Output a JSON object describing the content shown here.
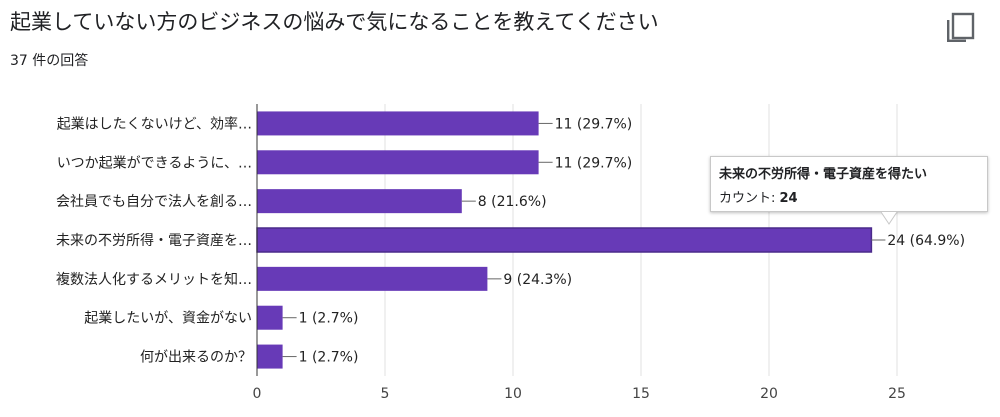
{
  "header": {
    "title": "起業していない方のビジネスの悩みで気になることを教えてください",
    "response_count": "37 件の回答"
  },
  "tooltip": {
    "title": "未来の不労所得・電子資産を得たい",
    "count_label": "カウント: ",
    "count_value": "24"
  },
  "colors": {
    "bar": "#673ab7",
    "bar_highlight": "#673ab7",
    "axis": "#333333",
    "grid": "#e0e0e0"
  },
  "chart_data": {
    "type": "bar",
    "orientation": "horizontal",
    "categories": [
      "起業はしたくないけど、効率…",
      "いつか起業ができるように、…",
      "会社員でも自分で法人を創る…",
      "未来の不労所得・電子資産を…",
      "複数法人化するメリットを知…",
      "起業したいが、資金がない",
      "何が出来るのか？"
    ],
    "values": [
      11,
      11,
      8,
      24,
      9,
      1,
      1
    ],
    "data_labels": [
      "11 (29.7%)",
      "11 (29.7%)",
      "8 (21.6%)",
      "24 (64.9%)",
      "9 (24.3%)",
      "1 (2.7%)",
      "1 (2.7%)"
    ],
    "xlim": [
      0,
      25
    ],
    "xticks": [
      0,
      5,
      10,
      15,
      20,
      25
    ],
    "highlighted_index": 3,
    "grid": true
  }
}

■ **What is asked**:
Copy out all the entries exactly. Images stay out of the copy.

■ **Worked answer**:
Output a JSON object describing the content shown here.
{
  "header": {
    "title": "起業していない方のビジネスの悩みで気になることを教えてください",
    "response_count": "37 件の回答"
  },
  "tooltip": {
    "title": "未来の不労所得・電子資産を得たい",
    "count_label": "カウント: ",
    "count_value": "24"
  },
  "colors": {
    "bar": "#673ab7",
    "bar_highlight": "#673ab7",
    "axis": "#333333",
    "grid": "#e0e0e0"
  },
  "chart_data": {
    "type": "bar",
    "orientation": "horizontal",
    "categories": [
      "起業はしたくないけど、効率…",
      "いつか起業ができるように、…",
      "会社員でも自分で法人を創る…",
      "未来の不労所得・電子資産を…",
      "複数法人化するメリットを知…",
      "起業したいが、資金がない",
      "何が出来るのか？"
    ],
    "values": [
      11,
      11,
      8,
      24,
      9,
      1,
      1
    ],
    "data_labels": [
      "11 (29.7%)",
      "11 (29.7%)",
      "8 (21.6%)",
      "24 (64.9%)",
      "9 (24.3%)",
      "1 (2.7%)",
      "1 (2.7%)"
    ],
    "xlim": [
      0,
      25
    ],
    "xticks": [
      0,
      5,
      10,
      15,
      20,
      25
    ],
    "highlighted_index": 3,
    "grid": true
  }
}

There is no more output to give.